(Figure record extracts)
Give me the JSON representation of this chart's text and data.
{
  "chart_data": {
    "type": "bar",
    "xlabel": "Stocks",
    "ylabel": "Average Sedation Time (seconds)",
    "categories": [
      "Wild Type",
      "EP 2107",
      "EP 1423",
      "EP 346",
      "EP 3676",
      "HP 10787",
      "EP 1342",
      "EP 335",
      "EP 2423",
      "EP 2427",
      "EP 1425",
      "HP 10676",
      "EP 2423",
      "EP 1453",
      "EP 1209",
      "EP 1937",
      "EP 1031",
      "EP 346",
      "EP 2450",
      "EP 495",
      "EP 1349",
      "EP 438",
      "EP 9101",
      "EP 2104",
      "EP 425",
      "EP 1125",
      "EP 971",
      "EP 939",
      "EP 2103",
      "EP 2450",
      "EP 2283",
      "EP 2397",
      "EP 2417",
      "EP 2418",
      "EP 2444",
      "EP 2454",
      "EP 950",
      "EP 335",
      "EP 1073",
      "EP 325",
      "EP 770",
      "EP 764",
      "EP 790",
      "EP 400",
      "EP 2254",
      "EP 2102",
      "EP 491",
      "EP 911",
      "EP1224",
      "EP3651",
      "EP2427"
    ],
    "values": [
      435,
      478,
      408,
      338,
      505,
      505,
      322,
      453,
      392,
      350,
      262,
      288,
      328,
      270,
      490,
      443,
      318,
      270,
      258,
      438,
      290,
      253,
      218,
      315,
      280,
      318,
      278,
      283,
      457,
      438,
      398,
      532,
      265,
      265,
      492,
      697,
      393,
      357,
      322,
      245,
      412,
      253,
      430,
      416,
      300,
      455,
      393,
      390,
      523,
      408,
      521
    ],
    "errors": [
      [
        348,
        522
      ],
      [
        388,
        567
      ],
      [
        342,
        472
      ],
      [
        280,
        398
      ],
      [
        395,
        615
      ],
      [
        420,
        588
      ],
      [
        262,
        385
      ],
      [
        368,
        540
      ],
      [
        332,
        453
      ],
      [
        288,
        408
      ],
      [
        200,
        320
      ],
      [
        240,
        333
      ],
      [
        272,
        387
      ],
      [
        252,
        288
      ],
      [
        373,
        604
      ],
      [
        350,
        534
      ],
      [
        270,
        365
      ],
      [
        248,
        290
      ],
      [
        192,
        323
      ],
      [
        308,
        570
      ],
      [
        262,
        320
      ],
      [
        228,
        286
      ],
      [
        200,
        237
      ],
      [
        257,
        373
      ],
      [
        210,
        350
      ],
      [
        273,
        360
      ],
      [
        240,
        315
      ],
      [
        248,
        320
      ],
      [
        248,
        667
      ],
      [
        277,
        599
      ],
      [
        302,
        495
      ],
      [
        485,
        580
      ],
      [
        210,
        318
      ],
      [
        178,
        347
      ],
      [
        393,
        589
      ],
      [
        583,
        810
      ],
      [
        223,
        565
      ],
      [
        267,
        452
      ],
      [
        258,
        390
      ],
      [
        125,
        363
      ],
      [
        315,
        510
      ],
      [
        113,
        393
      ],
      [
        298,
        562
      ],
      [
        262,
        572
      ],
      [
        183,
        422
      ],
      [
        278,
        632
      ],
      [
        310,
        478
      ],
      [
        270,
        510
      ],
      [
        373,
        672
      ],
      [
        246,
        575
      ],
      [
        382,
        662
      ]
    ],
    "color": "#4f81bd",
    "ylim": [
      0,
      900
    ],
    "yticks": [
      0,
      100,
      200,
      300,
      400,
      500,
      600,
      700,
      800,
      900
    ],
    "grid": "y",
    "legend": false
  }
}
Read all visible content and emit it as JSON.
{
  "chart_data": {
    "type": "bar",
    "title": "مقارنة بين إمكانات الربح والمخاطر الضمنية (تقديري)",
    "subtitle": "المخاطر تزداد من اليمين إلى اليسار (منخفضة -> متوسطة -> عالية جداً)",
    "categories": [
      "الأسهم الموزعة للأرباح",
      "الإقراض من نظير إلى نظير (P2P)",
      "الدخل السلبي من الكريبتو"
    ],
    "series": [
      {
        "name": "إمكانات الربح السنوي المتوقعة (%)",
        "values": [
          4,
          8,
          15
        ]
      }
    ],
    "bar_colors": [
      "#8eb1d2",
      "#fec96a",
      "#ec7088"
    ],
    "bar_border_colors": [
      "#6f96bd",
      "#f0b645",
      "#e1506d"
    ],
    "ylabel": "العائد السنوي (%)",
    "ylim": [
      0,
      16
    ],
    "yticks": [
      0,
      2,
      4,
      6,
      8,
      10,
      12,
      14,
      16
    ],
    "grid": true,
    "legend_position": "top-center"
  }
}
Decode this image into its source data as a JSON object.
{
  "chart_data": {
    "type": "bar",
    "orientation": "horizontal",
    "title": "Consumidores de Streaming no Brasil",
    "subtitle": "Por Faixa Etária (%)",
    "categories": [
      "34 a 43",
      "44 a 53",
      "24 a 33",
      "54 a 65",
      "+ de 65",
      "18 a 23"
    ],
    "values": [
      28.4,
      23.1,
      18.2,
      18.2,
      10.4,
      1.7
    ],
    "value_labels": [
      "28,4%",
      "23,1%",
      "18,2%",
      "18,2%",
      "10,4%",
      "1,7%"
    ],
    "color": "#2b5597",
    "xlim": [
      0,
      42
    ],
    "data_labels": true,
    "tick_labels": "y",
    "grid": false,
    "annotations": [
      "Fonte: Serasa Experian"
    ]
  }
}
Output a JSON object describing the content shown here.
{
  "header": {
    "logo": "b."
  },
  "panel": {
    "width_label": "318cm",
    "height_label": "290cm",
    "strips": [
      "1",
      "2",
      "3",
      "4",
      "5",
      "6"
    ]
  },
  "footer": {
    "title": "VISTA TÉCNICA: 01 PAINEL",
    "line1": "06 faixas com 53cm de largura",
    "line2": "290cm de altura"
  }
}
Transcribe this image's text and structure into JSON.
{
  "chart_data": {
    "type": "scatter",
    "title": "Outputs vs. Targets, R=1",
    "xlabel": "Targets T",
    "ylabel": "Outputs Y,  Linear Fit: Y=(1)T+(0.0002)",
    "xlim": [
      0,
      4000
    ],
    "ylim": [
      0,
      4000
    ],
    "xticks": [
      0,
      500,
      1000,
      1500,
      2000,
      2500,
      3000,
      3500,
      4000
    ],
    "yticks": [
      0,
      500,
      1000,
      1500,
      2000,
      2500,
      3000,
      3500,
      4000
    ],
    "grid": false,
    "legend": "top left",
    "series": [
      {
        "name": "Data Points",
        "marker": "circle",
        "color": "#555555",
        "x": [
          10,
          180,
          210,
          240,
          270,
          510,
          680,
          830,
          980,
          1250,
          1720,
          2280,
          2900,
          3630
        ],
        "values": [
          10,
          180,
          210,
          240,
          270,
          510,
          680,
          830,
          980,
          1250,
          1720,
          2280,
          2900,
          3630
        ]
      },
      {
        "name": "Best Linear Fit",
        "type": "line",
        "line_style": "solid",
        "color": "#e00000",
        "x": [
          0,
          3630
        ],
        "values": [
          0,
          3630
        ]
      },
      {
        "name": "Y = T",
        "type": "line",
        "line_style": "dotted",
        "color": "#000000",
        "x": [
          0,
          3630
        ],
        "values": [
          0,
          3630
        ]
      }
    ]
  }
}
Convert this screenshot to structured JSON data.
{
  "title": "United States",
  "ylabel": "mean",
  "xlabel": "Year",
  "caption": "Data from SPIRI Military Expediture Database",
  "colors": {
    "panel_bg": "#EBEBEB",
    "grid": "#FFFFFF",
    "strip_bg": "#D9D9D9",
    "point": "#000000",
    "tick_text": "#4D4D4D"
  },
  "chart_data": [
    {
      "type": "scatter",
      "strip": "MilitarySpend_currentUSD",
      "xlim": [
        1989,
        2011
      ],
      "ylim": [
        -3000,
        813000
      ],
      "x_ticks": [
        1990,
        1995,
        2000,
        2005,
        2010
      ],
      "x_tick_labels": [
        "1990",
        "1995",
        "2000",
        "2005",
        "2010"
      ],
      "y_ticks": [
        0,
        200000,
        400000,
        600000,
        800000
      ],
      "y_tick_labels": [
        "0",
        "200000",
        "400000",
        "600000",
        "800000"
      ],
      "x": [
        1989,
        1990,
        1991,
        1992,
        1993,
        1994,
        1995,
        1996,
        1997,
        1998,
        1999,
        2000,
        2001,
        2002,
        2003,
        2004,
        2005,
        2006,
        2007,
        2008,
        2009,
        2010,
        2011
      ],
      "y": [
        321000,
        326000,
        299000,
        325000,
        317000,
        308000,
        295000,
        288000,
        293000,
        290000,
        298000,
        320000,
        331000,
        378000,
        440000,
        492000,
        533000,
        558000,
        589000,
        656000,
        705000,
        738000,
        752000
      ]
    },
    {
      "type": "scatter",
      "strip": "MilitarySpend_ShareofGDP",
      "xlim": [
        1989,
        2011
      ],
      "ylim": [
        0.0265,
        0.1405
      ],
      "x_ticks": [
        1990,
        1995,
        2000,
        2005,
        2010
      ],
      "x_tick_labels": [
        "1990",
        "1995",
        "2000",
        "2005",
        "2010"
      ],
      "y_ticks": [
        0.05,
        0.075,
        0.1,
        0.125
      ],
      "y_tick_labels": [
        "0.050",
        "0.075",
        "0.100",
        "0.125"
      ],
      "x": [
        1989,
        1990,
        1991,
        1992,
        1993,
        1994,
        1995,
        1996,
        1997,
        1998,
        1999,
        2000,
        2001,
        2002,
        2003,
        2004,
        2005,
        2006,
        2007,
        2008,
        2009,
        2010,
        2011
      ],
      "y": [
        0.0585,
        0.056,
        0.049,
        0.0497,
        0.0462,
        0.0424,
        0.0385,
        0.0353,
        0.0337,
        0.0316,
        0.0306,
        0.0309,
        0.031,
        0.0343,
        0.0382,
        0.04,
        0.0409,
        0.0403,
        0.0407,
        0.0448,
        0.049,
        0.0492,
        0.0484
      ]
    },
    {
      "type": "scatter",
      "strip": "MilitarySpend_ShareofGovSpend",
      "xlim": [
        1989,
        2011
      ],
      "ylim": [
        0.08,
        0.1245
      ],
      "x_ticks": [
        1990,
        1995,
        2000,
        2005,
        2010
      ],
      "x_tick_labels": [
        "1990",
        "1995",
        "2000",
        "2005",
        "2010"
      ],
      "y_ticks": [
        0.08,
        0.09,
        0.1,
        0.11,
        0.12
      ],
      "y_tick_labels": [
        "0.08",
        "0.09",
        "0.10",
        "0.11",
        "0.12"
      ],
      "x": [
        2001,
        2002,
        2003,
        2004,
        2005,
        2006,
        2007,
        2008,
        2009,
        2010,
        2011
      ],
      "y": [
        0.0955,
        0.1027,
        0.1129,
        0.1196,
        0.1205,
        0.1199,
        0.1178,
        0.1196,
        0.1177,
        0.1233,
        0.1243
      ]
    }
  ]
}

▸ **DESCRIPTION OF THE TASK**
Working from the listing above, pick out every line that has "Targets" and copy it.

▸ **ANSWER TO THE PROBLEM**
    "title": "Outputs vs. Targets, R=1",
    "xlabel": "Targets T",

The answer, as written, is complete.